◆ Items
>>

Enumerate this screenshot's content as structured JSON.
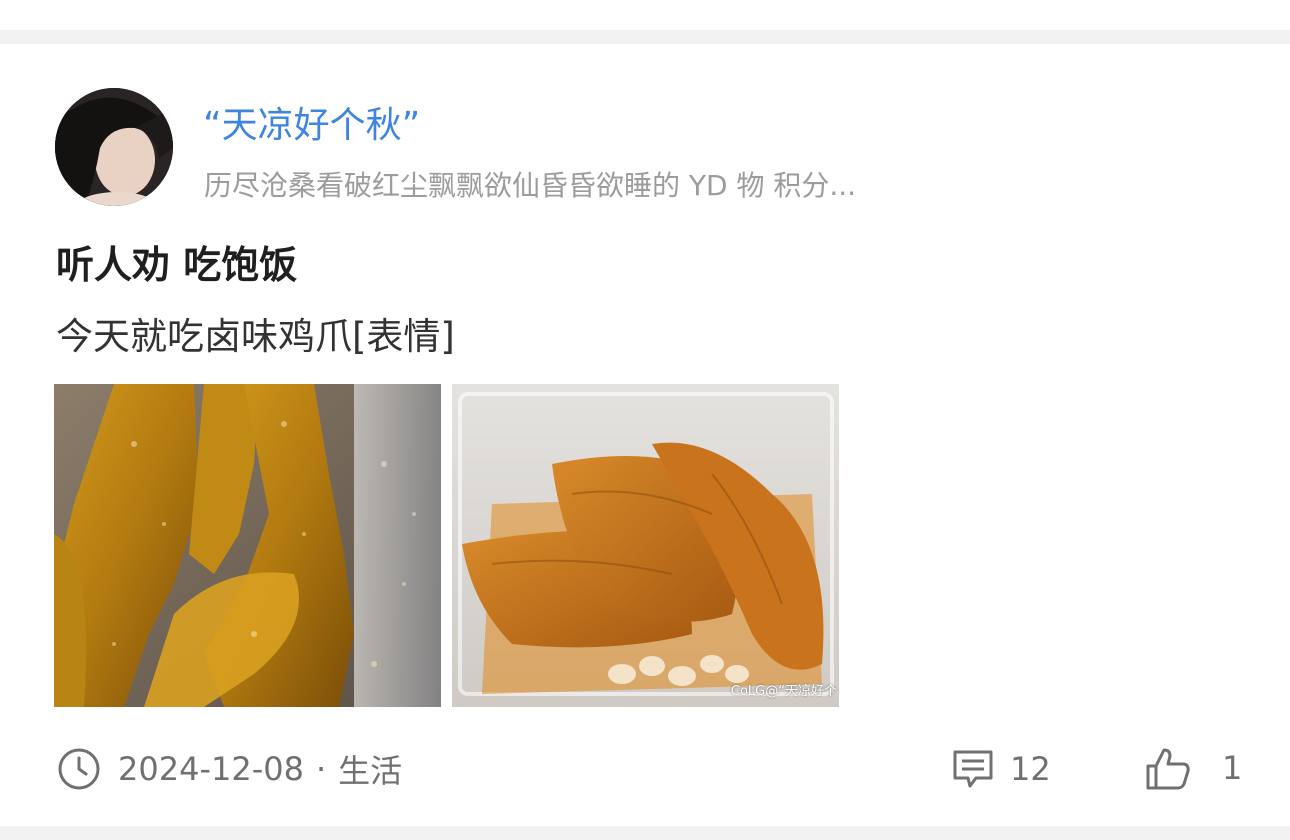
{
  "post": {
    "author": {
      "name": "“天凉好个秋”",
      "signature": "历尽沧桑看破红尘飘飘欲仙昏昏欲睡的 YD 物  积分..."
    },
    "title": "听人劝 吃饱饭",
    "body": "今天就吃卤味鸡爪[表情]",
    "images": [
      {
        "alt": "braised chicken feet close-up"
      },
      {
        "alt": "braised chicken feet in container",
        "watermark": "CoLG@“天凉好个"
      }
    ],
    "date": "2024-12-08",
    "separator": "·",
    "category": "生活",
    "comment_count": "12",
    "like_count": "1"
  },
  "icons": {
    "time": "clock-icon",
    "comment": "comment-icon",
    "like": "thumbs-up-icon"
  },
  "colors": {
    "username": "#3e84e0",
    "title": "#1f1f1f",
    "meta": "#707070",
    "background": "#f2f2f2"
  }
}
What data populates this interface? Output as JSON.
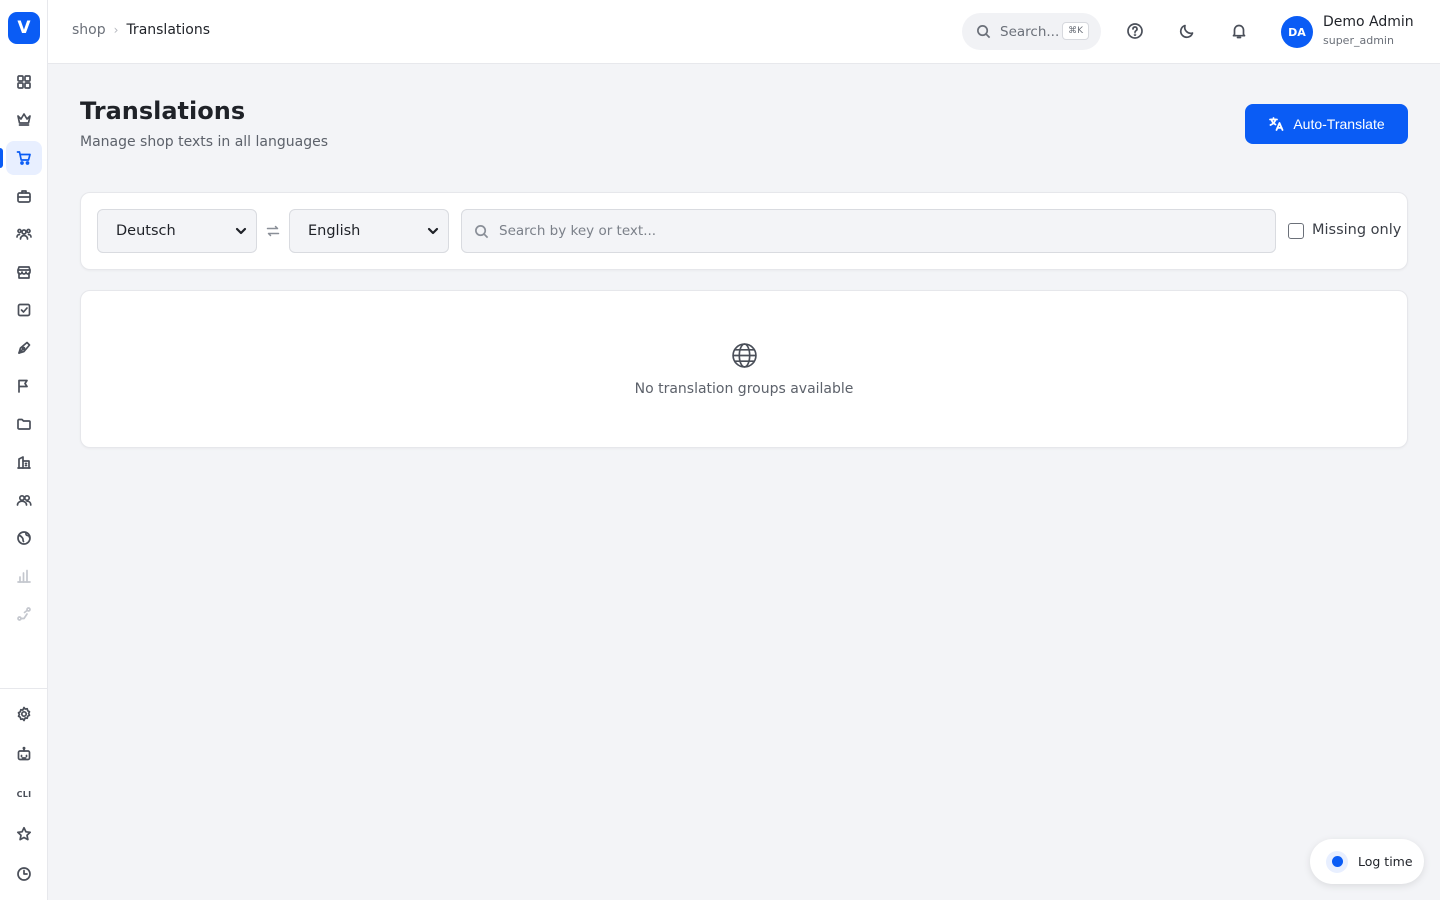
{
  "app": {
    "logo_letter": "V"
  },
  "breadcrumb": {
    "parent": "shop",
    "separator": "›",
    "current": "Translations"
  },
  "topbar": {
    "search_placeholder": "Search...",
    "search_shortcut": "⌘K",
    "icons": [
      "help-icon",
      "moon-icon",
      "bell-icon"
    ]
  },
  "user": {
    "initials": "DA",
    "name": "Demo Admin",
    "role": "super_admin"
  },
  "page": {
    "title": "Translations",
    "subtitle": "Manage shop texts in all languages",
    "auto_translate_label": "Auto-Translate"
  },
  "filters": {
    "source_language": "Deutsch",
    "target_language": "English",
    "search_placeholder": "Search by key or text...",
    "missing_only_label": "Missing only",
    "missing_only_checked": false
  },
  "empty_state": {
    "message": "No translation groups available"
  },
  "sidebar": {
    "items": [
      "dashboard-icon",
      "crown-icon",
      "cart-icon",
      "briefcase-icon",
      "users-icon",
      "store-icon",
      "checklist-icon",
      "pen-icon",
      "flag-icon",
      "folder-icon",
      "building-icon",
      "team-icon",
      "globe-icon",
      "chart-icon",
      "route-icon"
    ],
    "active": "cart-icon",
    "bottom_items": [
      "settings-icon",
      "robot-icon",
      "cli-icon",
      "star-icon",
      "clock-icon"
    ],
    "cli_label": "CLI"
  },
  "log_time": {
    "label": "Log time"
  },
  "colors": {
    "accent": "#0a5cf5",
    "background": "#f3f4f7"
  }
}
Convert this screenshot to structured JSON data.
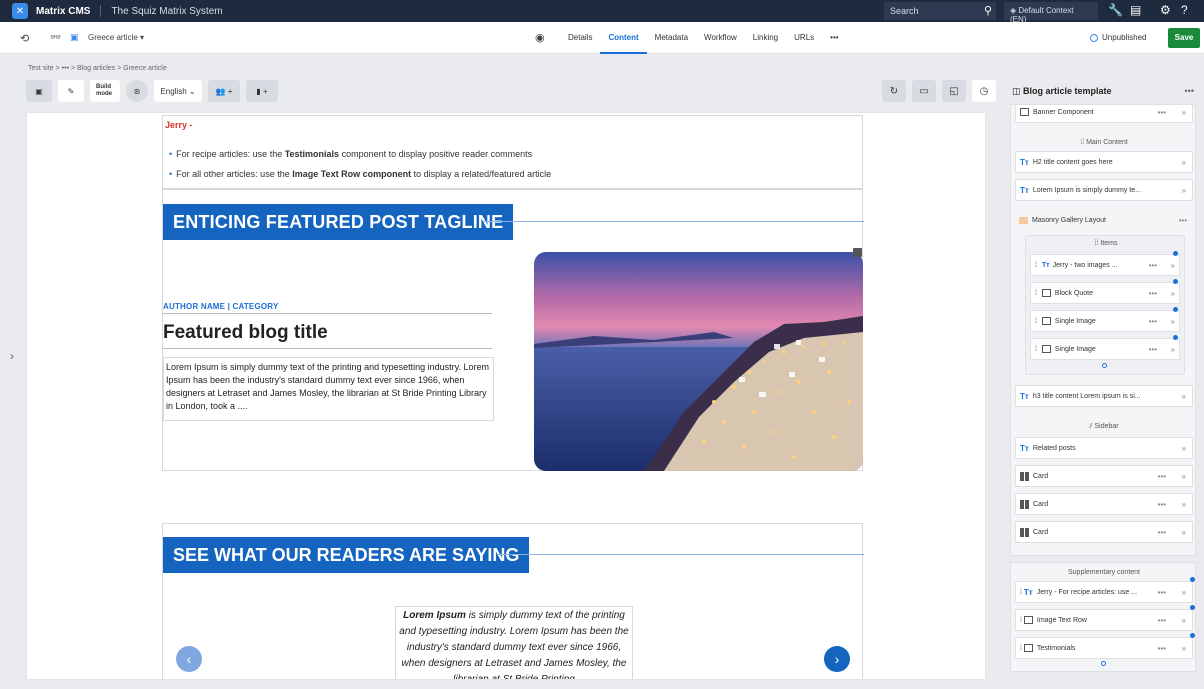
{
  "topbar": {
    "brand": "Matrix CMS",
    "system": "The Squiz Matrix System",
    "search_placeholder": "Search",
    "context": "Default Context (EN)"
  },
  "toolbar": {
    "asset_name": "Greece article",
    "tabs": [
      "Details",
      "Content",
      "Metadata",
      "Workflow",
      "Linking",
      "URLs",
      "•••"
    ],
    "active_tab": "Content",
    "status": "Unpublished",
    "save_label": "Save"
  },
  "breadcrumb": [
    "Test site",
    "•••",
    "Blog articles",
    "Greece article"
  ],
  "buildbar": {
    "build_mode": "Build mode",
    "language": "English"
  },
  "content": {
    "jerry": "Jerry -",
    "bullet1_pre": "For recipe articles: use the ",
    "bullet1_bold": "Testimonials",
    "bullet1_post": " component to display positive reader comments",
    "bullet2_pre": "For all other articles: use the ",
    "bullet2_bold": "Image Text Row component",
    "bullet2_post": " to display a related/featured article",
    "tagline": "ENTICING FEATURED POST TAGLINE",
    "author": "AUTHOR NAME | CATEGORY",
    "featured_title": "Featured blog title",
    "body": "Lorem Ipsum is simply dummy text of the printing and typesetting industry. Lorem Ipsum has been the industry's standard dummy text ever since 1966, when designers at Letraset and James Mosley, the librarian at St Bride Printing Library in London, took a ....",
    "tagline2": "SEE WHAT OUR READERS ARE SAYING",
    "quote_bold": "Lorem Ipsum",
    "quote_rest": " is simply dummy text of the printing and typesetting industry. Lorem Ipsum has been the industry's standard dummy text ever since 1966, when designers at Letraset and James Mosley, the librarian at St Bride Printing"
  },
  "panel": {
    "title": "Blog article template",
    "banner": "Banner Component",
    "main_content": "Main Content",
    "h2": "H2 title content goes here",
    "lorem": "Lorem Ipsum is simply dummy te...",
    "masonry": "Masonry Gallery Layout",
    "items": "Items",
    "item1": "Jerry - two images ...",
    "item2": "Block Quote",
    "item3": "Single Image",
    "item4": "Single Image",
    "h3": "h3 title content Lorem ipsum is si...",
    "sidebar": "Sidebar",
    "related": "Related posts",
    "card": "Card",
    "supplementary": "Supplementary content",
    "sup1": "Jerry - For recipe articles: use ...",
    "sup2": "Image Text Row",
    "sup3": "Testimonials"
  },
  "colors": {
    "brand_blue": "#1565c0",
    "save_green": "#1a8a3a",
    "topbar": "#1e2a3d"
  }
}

<<

◆ Exercise
From the records above, pull out every line containing the word "recipe".

◆ Result
    "bullet1_pre": "For recipe articles: use the ",
    "sup1": "Jerry - For recipe articles: use ...",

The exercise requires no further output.